◆ **TEXT BLOCK**:
★ ★ ★ ★ ★ ★ ★
So because he gets me water at midnight, I went to pick up his prescription at Wal-Greens tonight. "All you need is my birthday and my address." I'm his WIFE. I know those things! So I confidently waited 20 minutes in line to get it for him. Ah, marriage.

But as I stepped up to the counter and stated his name, I faltered a bit when she found a prescription in the "W" bin and put it back.

"What's his address, again?"

I told her the street name and number once more. It happens to be mine. I'm familiar with it.

"Hmm ... Not on Brookview?" she asked.

I was getting some static from a past life, but ... no. I'm fairly sure the man who gets me water at midnight also LIVES in my house, and I don't live on a Brookview.

"It says 136 Brookview Drive, Apt. 88; Toledo."

OH. THAT.
★ ★ ★ ★ ★ ★ ★
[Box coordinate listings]
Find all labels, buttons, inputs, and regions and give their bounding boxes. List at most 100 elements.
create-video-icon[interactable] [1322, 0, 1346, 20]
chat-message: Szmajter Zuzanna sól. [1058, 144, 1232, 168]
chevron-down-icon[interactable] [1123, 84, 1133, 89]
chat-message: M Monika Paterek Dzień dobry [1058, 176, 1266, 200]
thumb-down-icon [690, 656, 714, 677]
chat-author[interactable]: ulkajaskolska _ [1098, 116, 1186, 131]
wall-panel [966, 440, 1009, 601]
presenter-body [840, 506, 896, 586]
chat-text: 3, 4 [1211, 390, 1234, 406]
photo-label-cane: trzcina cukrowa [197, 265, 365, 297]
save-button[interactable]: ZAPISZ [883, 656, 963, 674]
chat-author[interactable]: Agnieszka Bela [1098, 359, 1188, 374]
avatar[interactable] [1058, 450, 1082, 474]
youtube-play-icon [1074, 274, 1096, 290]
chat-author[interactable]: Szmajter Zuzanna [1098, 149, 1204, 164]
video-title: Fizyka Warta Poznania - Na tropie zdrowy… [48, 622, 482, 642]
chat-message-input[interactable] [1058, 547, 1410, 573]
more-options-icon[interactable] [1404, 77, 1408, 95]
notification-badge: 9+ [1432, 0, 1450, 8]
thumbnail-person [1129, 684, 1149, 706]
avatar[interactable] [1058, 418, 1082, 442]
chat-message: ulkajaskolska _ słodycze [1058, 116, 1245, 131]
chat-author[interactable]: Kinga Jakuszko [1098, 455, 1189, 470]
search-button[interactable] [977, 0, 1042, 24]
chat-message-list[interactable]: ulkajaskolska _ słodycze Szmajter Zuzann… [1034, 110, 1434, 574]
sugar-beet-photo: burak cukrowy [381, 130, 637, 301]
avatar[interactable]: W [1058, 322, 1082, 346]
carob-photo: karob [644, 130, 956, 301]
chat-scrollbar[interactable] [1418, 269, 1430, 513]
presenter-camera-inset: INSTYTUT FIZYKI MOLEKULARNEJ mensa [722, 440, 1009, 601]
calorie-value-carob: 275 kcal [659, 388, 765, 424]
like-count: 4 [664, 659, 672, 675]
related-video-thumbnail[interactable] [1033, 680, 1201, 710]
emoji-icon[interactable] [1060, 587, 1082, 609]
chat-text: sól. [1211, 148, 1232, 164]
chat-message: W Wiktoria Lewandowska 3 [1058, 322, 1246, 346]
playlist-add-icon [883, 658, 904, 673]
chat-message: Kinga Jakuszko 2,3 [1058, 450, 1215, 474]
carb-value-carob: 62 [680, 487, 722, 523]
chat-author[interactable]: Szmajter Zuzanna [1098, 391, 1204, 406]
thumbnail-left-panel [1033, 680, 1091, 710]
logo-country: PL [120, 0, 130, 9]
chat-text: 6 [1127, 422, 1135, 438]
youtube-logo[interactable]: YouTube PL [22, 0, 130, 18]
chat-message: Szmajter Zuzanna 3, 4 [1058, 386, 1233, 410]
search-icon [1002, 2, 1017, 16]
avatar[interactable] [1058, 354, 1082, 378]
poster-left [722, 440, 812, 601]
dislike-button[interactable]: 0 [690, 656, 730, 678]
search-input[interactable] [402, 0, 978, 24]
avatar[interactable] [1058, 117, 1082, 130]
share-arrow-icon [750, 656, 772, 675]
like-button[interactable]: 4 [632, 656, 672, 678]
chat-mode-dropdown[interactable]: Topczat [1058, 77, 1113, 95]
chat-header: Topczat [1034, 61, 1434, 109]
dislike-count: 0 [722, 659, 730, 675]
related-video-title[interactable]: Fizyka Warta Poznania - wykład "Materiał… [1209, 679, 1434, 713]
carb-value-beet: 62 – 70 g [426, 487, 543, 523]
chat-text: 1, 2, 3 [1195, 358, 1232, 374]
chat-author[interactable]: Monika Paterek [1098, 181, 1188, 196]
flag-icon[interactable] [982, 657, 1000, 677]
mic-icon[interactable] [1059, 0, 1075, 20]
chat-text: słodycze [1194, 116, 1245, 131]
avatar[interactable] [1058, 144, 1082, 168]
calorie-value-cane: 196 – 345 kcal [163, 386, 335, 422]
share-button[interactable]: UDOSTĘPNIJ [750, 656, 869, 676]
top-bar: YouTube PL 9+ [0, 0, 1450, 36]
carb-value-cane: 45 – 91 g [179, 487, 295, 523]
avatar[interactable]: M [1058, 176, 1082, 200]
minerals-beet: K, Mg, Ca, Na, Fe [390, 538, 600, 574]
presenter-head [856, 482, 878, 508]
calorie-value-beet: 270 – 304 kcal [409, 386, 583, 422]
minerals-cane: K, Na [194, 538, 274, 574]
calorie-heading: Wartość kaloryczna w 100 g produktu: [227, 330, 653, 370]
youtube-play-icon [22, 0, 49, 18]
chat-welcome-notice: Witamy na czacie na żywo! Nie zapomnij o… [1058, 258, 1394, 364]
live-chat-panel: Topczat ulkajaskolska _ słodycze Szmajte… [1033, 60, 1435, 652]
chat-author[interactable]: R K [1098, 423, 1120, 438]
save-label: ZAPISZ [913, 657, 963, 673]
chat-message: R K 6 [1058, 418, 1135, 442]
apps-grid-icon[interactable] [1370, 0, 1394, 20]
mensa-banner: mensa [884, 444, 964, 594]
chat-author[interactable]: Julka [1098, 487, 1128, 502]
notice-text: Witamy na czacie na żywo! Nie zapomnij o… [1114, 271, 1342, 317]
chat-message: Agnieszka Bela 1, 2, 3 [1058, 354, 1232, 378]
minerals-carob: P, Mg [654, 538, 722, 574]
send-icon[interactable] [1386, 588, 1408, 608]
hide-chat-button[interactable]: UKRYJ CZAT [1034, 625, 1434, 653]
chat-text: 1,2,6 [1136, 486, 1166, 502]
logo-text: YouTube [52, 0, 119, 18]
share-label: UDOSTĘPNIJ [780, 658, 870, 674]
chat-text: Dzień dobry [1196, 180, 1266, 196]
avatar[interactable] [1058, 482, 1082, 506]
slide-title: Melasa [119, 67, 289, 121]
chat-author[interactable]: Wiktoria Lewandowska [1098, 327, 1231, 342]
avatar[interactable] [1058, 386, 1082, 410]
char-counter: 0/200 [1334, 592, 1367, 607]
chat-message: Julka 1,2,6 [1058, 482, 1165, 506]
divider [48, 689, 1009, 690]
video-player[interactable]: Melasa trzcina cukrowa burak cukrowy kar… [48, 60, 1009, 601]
★ ★ ★ ★ ★ ★ ★
◆ **EXERCISE**: Carry on the story about picking up the prescription at Walgreens, starting after its last line.

◆ **RESPONSE FOR THIS EXERCISE**:
No, ma'am. I'm pretty sure it's not the same Dave. Because I never would've married someone who had a shower curtain so dirty that if you took it off the rod, it'd stand on its own. I'd never marry someone who had a pile of dirty? -- maybe dirty? let's smell and see -- clothes in his living room, while all the drawers of his dresser stood open, empty, a few feet away. Nope. I never would've married someone whose apartment I was in for exactly seven minutes before my warming feelings toward Dave started to cool. Or gag me.

So, no, ma'am. I'm pretty sure that's the wrong Dave Wasinger. Brookview Drive Dave is dead. I killed him with my sweet looks and my "no, you'll have to clean up or move out, because I'll never come hang out there. It's SCARY."